Task requirements
• 1. Reproduce the BlakRoc article word for word, from "Photo by John" to "from the article.".
• 2. According to the BlakRoc article, who came up with the idea for BlakRoc?

-------- Passage shown --------

Published: 2009/12/24

by Alan Light

This Is BlakRoc

Photo by John Peets

The brainchild of The Black Keys, former Roc-A-Fella records partner Damon Dash and John Peets of Q Prime South, BlakRoc started as a studio experiment. The blues-influenced, garage-rock duo entered the studio, jammed and then brought in some of the biggest names in modern hip hop to rap over live instrumentation (no samples were used on the record). The results feature a number of today’s biggest MCs, including Mos Def, Q-Tip, RZA, Ol’ Dirty Bastard, Raekwon, Ludacris, Pharoahe Monch, Jim Jones, NOE, Nicole Wray and Billy Danze. Acclaimed music journalist Alan Light sits down with The Black Keys to talk about the project’s origins and recording, what other musical adventures the duo have planned and how two white rockers from Ohio came up with one of the year’s best rap records. Below is an excerpt from the article.

-------- Extracted material --------

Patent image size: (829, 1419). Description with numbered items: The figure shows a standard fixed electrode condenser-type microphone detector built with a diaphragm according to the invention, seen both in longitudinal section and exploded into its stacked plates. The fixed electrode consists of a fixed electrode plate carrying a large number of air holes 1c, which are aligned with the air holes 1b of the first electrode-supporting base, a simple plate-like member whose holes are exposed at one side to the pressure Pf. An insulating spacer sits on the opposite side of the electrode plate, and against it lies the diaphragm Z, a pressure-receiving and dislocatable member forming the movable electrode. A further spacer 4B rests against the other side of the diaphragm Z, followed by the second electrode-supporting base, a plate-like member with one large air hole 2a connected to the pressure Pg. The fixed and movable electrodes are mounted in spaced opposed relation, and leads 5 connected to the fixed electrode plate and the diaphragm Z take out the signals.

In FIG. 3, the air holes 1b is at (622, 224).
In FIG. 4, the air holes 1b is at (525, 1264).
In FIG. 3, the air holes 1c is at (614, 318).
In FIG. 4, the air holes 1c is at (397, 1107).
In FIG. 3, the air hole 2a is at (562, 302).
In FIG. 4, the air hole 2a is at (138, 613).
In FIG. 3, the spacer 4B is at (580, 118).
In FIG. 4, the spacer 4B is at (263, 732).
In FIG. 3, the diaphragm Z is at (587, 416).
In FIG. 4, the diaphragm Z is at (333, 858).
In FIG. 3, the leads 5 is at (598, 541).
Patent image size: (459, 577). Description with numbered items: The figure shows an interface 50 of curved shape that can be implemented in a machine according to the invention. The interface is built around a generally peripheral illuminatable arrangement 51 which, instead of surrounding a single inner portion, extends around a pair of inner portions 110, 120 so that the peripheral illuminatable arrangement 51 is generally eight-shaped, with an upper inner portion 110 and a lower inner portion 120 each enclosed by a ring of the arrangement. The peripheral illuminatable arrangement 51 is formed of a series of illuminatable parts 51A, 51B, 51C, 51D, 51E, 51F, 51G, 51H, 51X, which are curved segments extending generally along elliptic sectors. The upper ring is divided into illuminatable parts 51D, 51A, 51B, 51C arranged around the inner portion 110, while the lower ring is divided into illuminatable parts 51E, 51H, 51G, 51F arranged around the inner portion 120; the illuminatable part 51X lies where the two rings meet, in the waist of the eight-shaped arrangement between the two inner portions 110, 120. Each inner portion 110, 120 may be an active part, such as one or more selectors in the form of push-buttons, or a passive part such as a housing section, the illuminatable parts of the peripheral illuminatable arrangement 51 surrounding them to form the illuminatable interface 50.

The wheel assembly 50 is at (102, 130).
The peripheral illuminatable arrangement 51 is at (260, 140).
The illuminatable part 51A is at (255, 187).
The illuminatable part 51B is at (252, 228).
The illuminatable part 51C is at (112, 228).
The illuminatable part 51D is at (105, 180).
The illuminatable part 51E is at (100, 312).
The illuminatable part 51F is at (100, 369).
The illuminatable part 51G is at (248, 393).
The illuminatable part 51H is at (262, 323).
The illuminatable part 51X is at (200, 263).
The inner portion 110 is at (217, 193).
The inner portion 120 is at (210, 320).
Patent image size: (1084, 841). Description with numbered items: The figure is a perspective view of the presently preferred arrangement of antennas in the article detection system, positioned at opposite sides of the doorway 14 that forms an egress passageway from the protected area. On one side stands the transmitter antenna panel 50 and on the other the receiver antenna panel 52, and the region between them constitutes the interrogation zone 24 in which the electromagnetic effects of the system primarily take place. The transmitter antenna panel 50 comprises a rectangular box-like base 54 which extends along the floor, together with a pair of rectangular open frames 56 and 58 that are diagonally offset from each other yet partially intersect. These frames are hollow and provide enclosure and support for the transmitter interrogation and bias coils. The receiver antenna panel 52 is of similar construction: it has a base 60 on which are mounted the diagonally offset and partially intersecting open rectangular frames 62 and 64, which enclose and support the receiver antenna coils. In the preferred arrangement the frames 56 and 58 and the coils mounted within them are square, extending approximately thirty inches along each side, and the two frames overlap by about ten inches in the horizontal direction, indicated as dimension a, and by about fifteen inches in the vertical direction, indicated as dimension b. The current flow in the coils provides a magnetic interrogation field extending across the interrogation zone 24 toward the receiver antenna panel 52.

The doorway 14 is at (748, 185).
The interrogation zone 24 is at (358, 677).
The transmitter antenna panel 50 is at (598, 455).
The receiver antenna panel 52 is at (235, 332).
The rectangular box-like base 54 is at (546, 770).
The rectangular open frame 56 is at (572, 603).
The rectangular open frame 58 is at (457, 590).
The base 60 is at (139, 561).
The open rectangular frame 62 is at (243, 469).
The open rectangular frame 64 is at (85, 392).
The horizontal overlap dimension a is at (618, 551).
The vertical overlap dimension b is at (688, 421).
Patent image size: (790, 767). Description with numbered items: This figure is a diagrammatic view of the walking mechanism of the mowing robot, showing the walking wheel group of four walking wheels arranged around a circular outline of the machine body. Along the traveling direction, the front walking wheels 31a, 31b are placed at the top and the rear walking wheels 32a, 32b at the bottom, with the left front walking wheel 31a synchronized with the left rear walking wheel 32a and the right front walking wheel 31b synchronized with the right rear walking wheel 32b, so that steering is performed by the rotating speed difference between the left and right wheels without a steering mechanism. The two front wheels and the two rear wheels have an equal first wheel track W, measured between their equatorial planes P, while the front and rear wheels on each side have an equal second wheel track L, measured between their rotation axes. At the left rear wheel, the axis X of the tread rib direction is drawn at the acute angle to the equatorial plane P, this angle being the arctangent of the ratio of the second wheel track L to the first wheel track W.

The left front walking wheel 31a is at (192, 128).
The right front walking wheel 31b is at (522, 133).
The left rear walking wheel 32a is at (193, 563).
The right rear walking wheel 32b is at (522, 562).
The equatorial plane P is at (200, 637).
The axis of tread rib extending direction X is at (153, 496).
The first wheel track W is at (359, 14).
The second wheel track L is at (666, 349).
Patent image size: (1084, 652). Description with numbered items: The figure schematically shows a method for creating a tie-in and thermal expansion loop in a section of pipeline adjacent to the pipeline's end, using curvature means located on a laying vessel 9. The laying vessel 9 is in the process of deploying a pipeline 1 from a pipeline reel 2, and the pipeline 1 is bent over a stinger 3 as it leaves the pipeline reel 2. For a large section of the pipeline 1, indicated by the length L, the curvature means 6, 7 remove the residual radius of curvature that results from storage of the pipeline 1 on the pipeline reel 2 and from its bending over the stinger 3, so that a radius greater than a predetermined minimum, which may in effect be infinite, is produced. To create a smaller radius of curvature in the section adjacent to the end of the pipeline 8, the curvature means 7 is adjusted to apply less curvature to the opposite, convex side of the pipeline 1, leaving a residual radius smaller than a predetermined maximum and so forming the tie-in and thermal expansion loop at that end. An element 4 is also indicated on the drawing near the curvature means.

--------

Responses per task
• 1.
Photo by John Peets

The brainchild of The Black Keys, former Roc-A-Fella records partner Damon Dash and John Peets of Q Prime South, BlakRoc started as a studio experiment. The blues-influenced, garage-rock duo entered the studio, jammed and then brought in some of the biggest names in modern hip hop to rap over live instrumentation (no samples were used on the record). The results feature a number of today’s biggest MCs, including Mos Def, Q-Tip, RZA, Ol’ Dirty Bastard, Raekwon, Ludacris, Pharoahe Monch, Jim Jones, NOE, Nicole Wray and Billy Danze. Acclaimed music journalist Alan Light sits down with The Black Keys to talk about the project’s origins and recording, what other musical adventures the duo have planned and how two white rockers from Ohio came up with one of the year’s best rap records. Below is an excerpt from the article.

• 2. The Black Keys, former Roc-A-Fella Records partner Damon Dash, and John Peets of Q Prime South.